WHAT YOU WILL DO -> Omit the pictures and return every entry exactly as written.

>> begin EXERCISE DATA

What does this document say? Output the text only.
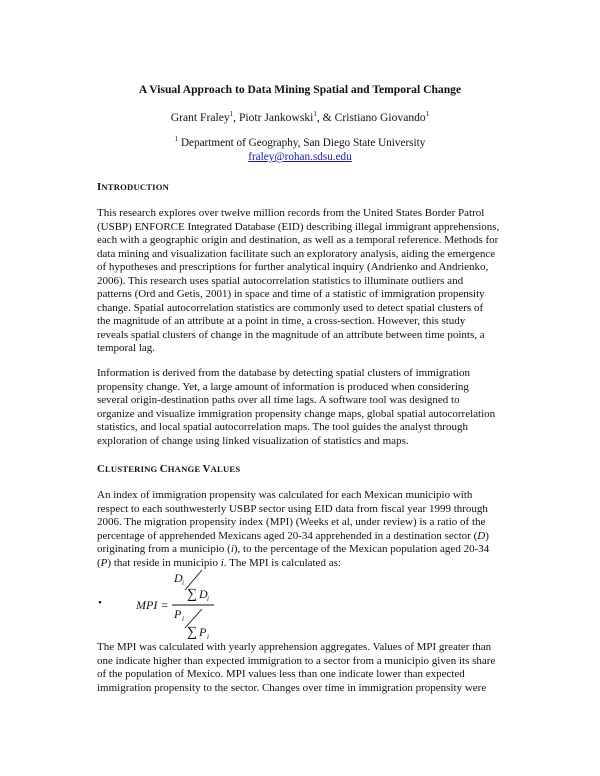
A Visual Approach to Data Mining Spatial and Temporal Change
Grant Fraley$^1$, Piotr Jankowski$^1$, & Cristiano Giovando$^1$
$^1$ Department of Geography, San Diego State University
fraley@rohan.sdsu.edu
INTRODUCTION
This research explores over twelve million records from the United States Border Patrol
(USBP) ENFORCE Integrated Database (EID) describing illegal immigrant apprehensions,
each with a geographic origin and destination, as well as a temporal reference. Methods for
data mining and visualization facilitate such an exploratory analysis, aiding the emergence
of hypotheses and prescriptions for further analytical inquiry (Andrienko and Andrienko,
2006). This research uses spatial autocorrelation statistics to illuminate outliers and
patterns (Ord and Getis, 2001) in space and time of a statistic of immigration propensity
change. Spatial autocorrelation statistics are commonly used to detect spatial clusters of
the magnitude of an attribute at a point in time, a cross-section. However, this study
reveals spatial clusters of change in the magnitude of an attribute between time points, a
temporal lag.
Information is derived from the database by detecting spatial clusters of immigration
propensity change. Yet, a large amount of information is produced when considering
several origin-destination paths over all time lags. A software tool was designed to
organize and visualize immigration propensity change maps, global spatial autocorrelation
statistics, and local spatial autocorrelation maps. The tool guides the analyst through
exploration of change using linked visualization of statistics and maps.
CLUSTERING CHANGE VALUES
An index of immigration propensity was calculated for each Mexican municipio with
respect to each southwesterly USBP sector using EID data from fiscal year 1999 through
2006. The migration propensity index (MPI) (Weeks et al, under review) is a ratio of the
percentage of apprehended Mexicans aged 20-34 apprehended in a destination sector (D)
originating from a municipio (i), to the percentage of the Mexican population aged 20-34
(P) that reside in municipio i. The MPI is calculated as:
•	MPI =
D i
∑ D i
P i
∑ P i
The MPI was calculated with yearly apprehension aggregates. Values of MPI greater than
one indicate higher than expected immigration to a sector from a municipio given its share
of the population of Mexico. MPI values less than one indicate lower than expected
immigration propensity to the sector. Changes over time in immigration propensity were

>> end EXERCISE DATA

WRITTEN SOLUTION ->
What does this document say? Output the text only.
A Visual Approach to Data Mining Spatial and Temporal Change
Grant Fraley$^1$, Piotr Jankowski$^1$, & Cristiano Giovando$^1$
$^1$ Department of Geography, San Diego State University
fraley@rohan.sdsu.edu
INTRODUCTION
This research explores over twelve million records from the United States Border Patrol
(USBP) ENFORCE Integrated Database (EID) describing illegal immigrant apprehensions,
each with a geographic origin and destination, as well as a temporal reference. Methods for
data mining and visualization facilitate such an exploratory analysis, aiding the emergence
of hypotheses and prescriptions for further analytical inquiry (Andrienko and Andrienko,
2006). This research uses spatial autocorrelation statistics to illuminate outliers and
patterns (Ord and Getis, 2001) in space and time of a statistic of immigration propensity
change. Spatial autocorrelation statistics are commonly used to detect spatial clusters of
the magnitude of an attribute at a point in time, a cross-section. However, this study
reveals spatial clusters of change in the magnitude of an attribute between time points, a
temporal lag.
Information is derived from the database by detecting spatial clusters of immigration
propensity change. Yet, a large amount of information is produced when considering
several origin-destination paths over all time lags. A software tool was designed to
organize and visualize immigration propensity change maps, global spatial autocorrelation
statistics, and local spatial autocorrelation maps. The tool guides the analyst through
exploration of change using linked visualization of statistics and maps.
CLUSTERING CHANGE VALUES
An index of immigration propensity was calculated for each Mexican municipio with
respect to each southwesterly USBP sector using EID data from fiscal year 1999 through
2006. The migration propensity index (MPI) (Weeks et al, under review) is a ratio of the
percentage of apprehended Mexicans aged 20-34 apprehended in a destination sector (D)
originating from a municipio (i), to the percentage of the Mexican population aged 20-34
(P) that reside in municipio i. The MPI is calculated as:
•	MPI =
D i
∑ D i
P i
∑ P i
The MPI was calculated with yearly apprehension aggregates. Values of MPI greater than
one indicate higher than expected immigration to a sector from a municipio given its share
of the population of Mexico. MPI values less than one indicate lower than expected
immigration propensity to the sector. Changes over time in immigration propensity were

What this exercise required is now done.